Aim of the task: Go through the lines below and copy each one that holds the string "color".

Lines of data:

╭──

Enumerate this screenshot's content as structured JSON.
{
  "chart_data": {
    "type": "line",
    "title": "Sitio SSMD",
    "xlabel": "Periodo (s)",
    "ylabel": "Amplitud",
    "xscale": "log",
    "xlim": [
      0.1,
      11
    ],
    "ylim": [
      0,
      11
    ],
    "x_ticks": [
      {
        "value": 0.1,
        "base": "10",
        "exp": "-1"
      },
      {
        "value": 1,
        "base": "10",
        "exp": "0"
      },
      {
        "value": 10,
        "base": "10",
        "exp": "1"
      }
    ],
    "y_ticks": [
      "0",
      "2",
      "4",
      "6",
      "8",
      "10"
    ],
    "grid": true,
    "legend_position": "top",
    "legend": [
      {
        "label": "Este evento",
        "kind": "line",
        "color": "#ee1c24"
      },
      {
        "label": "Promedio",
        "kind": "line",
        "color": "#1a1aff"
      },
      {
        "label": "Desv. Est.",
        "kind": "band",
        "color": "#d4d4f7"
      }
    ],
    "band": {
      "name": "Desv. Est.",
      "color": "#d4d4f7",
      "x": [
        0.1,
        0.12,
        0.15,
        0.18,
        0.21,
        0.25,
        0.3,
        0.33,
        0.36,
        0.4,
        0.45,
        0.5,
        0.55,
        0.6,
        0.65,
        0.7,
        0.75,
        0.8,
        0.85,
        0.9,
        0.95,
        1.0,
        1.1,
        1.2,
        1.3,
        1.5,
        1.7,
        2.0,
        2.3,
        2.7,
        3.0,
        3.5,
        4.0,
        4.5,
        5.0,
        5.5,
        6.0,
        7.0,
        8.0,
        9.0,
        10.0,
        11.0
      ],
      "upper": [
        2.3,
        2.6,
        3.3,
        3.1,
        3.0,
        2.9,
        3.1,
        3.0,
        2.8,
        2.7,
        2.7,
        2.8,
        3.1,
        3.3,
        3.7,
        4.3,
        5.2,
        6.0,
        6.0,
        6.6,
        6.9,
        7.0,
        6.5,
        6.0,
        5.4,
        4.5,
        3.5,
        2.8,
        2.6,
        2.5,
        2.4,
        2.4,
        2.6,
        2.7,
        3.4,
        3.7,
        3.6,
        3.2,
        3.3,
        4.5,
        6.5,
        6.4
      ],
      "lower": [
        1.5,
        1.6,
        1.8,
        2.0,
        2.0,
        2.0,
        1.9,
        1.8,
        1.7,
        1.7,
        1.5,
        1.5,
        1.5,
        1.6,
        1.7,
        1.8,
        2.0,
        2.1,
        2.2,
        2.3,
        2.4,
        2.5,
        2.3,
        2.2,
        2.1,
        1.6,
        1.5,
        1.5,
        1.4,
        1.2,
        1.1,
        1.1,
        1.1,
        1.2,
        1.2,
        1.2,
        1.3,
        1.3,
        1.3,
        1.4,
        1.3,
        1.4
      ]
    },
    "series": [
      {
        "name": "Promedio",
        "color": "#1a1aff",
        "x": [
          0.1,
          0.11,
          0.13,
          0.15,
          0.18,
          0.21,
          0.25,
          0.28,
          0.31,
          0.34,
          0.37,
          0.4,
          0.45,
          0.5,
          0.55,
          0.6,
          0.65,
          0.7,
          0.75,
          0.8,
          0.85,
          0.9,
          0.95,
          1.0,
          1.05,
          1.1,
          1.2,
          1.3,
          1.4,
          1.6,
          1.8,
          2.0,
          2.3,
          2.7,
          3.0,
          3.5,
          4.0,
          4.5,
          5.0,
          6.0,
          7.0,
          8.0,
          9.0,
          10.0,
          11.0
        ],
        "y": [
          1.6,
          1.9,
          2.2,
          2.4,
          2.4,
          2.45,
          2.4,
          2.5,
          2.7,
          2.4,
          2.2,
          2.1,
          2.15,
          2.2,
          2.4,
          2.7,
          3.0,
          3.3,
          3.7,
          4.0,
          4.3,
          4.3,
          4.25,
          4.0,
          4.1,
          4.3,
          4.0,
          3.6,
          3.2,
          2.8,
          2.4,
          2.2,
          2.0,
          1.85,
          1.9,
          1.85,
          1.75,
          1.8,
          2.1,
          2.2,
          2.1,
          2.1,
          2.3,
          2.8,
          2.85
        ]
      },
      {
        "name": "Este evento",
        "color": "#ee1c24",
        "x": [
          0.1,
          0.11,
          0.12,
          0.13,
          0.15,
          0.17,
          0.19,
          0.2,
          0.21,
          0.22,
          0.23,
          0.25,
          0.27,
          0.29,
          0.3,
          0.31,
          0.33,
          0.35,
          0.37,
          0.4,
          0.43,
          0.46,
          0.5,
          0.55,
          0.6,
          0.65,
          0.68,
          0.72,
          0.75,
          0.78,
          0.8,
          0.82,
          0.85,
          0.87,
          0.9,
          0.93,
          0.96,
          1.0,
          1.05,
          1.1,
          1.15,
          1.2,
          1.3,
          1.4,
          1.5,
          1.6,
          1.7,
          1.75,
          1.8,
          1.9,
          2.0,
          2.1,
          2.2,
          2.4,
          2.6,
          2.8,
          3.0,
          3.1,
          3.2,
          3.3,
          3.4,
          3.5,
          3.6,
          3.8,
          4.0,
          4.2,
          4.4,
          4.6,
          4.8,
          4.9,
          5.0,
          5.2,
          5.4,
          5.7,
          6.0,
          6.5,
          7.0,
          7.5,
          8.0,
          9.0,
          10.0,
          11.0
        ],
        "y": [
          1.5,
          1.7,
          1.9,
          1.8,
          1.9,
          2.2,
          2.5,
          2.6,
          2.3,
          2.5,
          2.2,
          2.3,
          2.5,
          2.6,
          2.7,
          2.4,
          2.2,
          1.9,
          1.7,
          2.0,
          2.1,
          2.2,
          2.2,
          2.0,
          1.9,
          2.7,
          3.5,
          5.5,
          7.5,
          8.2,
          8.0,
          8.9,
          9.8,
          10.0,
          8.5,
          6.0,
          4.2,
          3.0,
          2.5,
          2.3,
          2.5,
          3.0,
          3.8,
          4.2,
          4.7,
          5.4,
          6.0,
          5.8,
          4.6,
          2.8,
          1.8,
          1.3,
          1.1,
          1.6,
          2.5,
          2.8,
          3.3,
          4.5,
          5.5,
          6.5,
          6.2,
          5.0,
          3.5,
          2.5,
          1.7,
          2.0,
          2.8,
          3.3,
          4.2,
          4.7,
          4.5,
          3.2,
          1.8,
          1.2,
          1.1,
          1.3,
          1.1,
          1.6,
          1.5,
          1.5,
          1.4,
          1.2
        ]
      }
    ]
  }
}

╰──

Solution for this exercise:
        "color": "#ee1c24"
        "color": "#1a1aff"
        "color": "#d4d4f7"
      "color": "#d4d4f7",
        "color": "#1a1aff",
        "color": "#ee1c24",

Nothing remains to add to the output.